**** Data section ****

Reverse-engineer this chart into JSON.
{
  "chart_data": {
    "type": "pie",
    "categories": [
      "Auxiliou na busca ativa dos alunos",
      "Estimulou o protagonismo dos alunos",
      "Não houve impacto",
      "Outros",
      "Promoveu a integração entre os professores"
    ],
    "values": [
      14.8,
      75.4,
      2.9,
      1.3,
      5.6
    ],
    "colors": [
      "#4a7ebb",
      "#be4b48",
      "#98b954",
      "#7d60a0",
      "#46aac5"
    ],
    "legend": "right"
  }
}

****

* What is asked: Determine how many of the lines above hold the word "alunos", and output that number by itself.

* Written answer: 2